(Figure collection entries)
§ §

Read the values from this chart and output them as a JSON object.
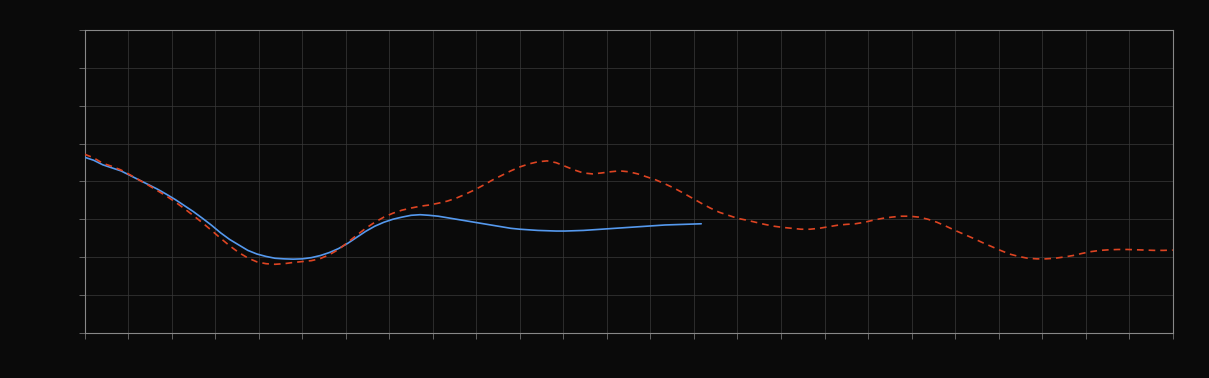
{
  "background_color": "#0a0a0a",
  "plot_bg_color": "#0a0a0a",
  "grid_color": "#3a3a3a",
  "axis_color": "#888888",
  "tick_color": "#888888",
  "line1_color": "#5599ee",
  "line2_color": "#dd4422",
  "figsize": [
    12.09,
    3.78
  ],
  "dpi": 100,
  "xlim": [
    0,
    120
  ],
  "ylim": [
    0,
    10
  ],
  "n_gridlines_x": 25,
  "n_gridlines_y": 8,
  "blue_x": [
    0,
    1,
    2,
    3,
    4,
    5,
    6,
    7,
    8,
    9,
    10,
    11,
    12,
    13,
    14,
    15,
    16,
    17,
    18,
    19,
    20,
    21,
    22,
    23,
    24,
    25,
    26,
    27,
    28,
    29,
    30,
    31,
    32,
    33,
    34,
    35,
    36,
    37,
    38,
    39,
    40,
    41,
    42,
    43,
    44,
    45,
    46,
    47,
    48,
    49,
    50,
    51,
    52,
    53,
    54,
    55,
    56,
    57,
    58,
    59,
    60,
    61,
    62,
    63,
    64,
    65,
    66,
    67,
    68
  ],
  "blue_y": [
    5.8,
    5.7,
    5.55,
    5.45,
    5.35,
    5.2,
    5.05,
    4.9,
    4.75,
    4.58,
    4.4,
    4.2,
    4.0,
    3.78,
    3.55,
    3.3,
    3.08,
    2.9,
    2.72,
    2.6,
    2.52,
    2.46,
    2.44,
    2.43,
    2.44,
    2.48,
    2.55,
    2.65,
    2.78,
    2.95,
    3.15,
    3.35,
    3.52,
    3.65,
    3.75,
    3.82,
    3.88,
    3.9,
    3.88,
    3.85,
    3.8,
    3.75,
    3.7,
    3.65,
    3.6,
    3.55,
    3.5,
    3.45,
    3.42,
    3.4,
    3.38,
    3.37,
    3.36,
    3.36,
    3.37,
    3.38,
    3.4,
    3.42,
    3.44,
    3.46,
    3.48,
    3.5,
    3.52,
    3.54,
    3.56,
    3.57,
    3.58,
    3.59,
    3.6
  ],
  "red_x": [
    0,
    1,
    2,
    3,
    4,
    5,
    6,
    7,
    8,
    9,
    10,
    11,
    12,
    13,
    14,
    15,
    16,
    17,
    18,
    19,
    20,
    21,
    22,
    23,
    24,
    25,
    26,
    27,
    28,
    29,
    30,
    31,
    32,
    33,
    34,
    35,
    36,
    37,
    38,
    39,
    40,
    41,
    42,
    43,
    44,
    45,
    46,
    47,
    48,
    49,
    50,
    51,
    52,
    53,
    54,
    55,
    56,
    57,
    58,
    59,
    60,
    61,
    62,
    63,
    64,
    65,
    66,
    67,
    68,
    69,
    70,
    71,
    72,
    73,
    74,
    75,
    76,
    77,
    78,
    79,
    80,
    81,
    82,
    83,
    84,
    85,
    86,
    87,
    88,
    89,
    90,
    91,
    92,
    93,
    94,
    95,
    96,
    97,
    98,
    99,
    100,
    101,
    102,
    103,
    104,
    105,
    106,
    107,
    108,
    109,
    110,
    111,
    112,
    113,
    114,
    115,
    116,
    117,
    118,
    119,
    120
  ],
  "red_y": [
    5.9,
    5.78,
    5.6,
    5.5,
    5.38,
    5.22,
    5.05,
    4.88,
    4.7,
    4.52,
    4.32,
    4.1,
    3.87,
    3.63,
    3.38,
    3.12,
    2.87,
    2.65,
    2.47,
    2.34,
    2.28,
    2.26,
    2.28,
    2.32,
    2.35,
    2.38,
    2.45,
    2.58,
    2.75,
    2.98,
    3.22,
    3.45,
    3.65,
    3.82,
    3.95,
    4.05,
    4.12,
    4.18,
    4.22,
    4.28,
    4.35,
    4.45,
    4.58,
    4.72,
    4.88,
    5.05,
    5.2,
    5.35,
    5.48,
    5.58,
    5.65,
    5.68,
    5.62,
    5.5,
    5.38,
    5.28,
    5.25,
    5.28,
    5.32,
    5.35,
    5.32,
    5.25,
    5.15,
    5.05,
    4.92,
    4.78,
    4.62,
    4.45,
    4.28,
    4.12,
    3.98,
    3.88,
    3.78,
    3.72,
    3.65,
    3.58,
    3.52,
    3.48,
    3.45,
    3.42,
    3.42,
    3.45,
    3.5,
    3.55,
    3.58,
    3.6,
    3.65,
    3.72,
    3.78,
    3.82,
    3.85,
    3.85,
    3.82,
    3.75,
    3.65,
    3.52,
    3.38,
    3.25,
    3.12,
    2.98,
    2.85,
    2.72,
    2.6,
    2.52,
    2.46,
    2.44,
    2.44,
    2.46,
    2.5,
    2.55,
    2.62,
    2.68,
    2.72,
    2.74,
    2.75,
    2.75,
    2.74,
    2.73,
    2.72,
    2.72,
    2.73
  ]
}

§ §

(Exercise description)
Set the listing down in full and exactly. Pictures within it should not appear in the copy.

(Task solution)
Read the values from this chart and output them as a JSON object.
{
  "background_color": "#0a0a0a",
  "plot_bg_color": "#0a0a0a",
  "grid_color": "#3a3a3a",
  "axis_color": "#888888",
  "tick_color": "#888888",
  "line1_color": "#5599ee",
  "line2_color": "#dd4422",
  "figsize": [
    12.09,
    3.78
  ],
  "dpi": 100,
  "xlim": [
    0,
    120
  ],
  "ylim": [
    0,
    10
  ],
  "n_gridlines_x": 25,
  "n_gridlines_y": 8,
  "blue_x": [
    0,
    1,
    2,
    3,
    4,
    5,
    6,
    7,
    8,
    9,
    10,
    11,
    12,
    13,
    14,
    15,
    16,
    17,
    18,
    19,
    20,
    21,
    22,
    23,
    24,
    25,
    26,
    27,
    28,
    29,
    30,
    31,
    32,
    33,
    34,
    35,
    36,
    37,
    38,
    39,
    40,
    41,
    42,
    43,
    44,
    45,
    46,
    47,
    48,
    49,
    50,
    51,
    52,
    53,
    54,
    55,
    56,
    57,
    58,
    59,
    60,
    61,
    62,
    63,
    64,
    65,
    66,
    67,
    68
  ],
  "blue_y": [
    5.8,
    5.7,
    5.55,
    5.45,
    5.35,
    5.2,
    5.05,
    4.9,
    4.75,
    4.58,
    4.4,
    4.2,
    4.0,
    3.78,
    3.55,
    3.3,
    3.08,
    2.9,
    2.72,
    2.6,
    2.52,
    2.46,
    2.44,
    2.43,
    2.44,
    2.48,
    2.55,
    2.65,
    2.78,
    2.95,
    3.15,
    3.35,
    3.52,
    3.65,
    3.75,
    3.82,
    3.88,
    3.9,
    3.88,
    3.85,
    3.8,
    3.75,
    3.7,
    3.65,
    3.6,
    3.55,
    3.5,
    3.45,
    3.42,
    3.4,
    3.38,
    3.37,
    3.36,
    3.36,
    3.37,
    3.38,
    3.4,
    3.42,
    3.44,
    3.46,
    3.48,
    3.5,
    3.52,
    3.54,
    3.56,
    3.57,
    3.58,
    3.59,
    3.6
  ],
  "red_x": [
    0,
    1,
    2,
    3,
    4,
    5,
    6,
    7,
    8,
    9,
    10,
    11,
    12,
    13,
    14,
    15,
    16,
    17,
    18,
    19,
    20,
    21,
    22,
    23,
    24,
    25,
    26,
    27,
    28,
    29,
    30,
    31,
    32,
    33,
    34,
    35,
    36,
    37,
    38,
    39,
    40,
    41,
    42,
    43,
    44,
    45,
    46,
    47,
    48,
    49,
    50,
    51,
    52,
    53,
    54,
    55,
    56,
    57,
    58,
    59,
    60,
    61,
    62,
    63,
    64,
    65,
    66,
    67,
    68,
    69,
    70,
    71,
    72,
    73,
    74,
    75,
    76,
    77,
    78,
    79,
    80,
    81,
    82,
    83,
    84,
    85,
    86,
    87,
    88,
    89,
    90,
    91,
    92,
    93,
    94,
    95,
    96,
    97,
    98,
    99,
    100,
    101,
    102,
    103,
    104,
    105,
    106,
    107,
    108,
    109,
    110,
    111,
    112,
    113,
    114,
    115,
    116,
    117,
    118,
    119,
    120
  ],
  "red_y": [
    5.9,
    5.78,
    5.6,
    5.5,
    5.38,
    5.22,
    5.05,
    4.88,
    4.7,
    4.52,
    4.32,
    4.1,
    3.87,
    3.63,
    3.38,
    3.12,
    2.87,
    2.65,
    2.47,
    2.34,
    2.28,
    2.26,
    2.28,
    2.32,
    2.35,
    2.38,
    2.45,
    2.58,
    2.75,
    2.98,
    3.22,
    3.45,
    3.65,
    3.82,
    3.95,
    4.05,
    4.12,
    4.18,
    4.22,
    4.28,
    4.35,
    4.45,
    4.58,
    4.72,
    4.88,
    5.05,
    5.2,
    5.35,
    5.48,
    5.58,
    5.65,
    5.68,
    5.62,
    5.5,
    5.38,
    5.28,
    5.25,
    5.28,
    5.32,
    5.35,
    5.32,
    5.25,
    5.15,
    5.05,
    4.92,
    4.78,
    4.62,
    4.45,
    4.28,
    4.12,
    3.98,
    3.88,
    3.78,
    3.72,
    3.65,
    3.58,
    3.52,
    3.48,
    3.45,
    3.42,
    3.42,
    3.45,
    3.5,
    3.55,
    3.58,
    3.6,
    3.65,
    3.72,
    3.78,
    3.82,
    3.85,
    3.85,
    3.82,
    3.75,
    3.65,
    3.52,
    3.38,
    3.25,
    3.12,
    2.98,
    2.85,
    2.72,
    2.6,
    2.52,
    2.46,
    2.44,
    2.44,
    2.46,
    2.5,
    2.55,
    2.62,
    2.68,
    2.72,
    2.74,
    2.75,
    2.75,
    2.74,
    2.73,
    2.72,
    2.72,
    2.73
  ]
}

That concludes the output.